• **SOURCE MATERIAL**:
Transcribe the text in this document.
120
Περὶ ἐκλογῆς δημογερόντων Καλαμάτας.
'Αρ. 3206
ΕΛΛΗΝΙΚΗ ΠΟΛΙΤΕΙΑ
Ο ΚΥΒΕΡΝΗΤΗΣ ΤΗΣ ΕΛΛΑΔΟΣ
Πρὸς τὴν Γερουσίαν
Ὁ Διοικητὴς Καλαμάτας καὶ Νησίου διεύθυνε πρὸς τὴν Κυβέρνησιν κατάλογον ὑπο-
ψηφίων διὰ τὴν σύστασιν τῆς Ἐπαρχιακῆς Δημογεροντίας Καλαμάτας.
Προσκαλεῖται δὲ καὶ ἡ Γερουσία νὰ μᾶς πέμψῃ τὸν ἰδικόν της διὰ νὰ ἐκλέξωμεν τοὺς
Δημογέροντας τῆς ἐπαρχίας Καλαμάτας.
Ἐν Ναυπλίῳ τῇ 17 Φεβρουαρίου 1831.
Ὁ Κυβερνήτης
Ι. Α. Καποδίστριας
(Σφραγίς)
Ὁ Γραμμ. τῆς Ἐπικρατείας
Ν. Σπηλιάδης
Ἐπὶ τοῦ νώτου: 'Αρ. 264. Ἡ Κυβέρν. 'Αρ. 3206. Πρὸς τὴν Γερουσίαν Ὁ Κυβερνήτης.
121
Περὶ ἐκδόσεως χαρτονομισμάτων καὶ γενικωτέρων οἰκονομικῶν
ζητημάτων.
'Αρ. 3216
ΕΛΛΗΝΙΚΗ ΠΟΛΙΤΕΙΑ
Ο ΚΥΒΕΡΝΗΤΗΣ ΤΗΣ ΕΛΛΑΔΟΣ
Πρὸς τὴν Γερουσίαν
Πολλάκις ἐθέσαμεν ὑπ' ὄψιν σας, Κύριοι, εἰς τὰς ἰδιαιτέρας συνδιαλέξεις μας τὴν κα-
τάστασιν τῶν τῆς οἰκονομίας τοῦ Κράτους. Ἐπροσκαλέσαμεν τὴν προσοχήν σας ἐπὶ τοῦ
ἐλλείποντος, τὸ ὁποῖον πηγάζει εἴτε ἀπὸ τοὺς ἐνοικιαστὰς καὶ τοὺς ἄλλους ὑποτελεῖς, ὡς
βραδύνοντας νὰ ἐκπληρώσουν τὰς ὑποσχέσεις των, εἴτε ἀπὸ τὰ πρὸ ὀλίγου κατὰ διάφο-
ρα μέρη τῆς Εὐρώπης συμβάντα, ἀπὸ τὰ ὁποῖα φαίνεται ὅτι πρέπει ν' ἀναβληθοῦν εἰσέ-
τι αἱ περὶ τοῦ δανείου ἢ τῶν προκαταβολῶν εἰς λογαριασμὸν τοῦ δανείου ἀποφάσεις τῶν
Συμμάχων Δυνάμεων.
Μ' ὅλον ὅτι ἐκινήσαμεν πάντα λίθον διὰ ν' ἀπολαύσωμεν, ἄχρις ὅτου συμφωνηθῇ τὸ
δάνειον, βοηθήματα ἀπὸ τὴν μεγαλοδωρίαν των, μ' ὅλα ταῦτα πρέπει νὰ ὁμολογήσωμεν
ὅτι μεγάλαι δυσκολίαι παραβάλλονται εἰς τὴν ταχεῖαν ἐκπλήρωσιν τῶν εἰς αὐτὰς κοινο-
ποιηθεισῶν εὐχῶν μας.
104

• **GIVEN PROBLEM**:
Write out the entries above once more, without altering anything.

• **WRITTEN SOLUTION**:
Transcribe the text in this document.
120
Περὶ ἐκλογῆς δημογερόντων Καλαμάτας.
'Αρ. 3206
ΕΛΛΗΝΙΚΗ ΠΟΛΙΤΕΙΑ
Ο ΚΥΒΕΡΝΗΤΗΣ ΤΗΣ ΕΛΛΑΔΟΣ
Πρὸς τὴν Γερουσίαν
Ὁ Διοικητὴς Καλαμάτας καὶ Νησίου διεύθυνε πρὸς τὴν Κυβέρνησιν κατάλογον ὑπο-
ψηφίων διὰ τὴν σύστασιν τῆς Ἐπαρχιακῆς Δημογεροντίας Καλαμάτας.
Προσκαλεῖται δὲ καὶ ἡ Γερουσία νὰ μᾶς πέμψῃ τὸν ἰδικόν της διὰ νὰ ἐκλέξωμεν τοὺς
Δημογέροντας τῆς ἐπαρχίας Καλαμάτας.
Ἐν Ναυπλίῳ τῇ 17 Φεβρουαρίου 1831.
Ὁ Κυβερνήτης
Ι. Α. Καποδίστριας
(Σφραγίς)
Ὁ Γραμμ. τῆς Ἐπικρατείας
Ν. Σπηλιάδης
Ἐπὶ τοῦ νώτου: 'Αρ. 264. Ἡ Κυβέρν. 'Αρ. 3206. Πρὸς τὴν Γερουσίαν Ὁ Κυβερνήτης.
121
Περὶ ἐκδόσεως χαρτονομισμάτων καὶ γενικωτέρων οἰκονομικῶν
ζητημάτων.
'Αρ. 3216
ΕΛΛΗΝΙΚΗ ΠΟΛΙΤΕΙΑ
Ο ΚΥΒΕΡΝΗΤΗΣ ΤΗΣ ΕΛΛΑΔΟΣ
Πρὸς τὴν Γερουσίαν
Πολλάκις ἐθέσαμεν ὑπ' ὄψιν σας, Κύριοι, εἰς τὰς ἰδιαιτέρας συνδιαλέξεις μας τὴν κα-
τάστασιν τῶν τῆς οἰκονομίας τοῦ Κράτους. Ἐπροσκαλέσαμεν τὴν προσοχήν σας ἐπὶ τοῦ
ἐλλείποντος, τὸ ὁποῖον πηγάζει εἴτε ἀπὸ τοὺς ἐνοικιαστὰς καὶ τοὺς ἄλλους ὑποτελεῖς, ὡς
βραδύνοντας νὰ ἐκπληρώσουν τὰς ὑποσχέσεις των, εἴτε ἀπὸ τὰ πρὸ ὀλίγου κατὰ διάφο-
ρα μέρη τῆς Εὐρώπης συμβάντα, ἀπὸ τὰ ὁποῖα φαίνεται ὅτι πρέπει ν' ἀναβληθοῦν εἰσέ-
τι αἱ περὶ τοῦ δανείου ἢ τῶν προκαταβολῶν εἰς λογαριασμὸν τοῦ δανείου ἀποφάσεις τῶν
Συμμάχων Δυνάμεων.
Μ' ὅλον ὅτι ἐκινήσαμεν πάντα λίθον διὰ ν' ἀπολαύσωμεν, ἄχρις ὅτου συμφωνηθῇ τὸ
δάνειον, βοηθήματα ἀπὸ τὴν μεγαλοδωρίαν των, μ' ὅλα ταῦτα πρέπει νὰ ὁμολογήσωμεν
ὅτι μεγάλαι δυσκολίαι παραβάλλονται εἰς τὴν ταχεῖαν ἐκπλήρωσιν τῶν εἰς αὐτὰς κοινο-
ποιηθεισῶν εὐχῶν μας.
104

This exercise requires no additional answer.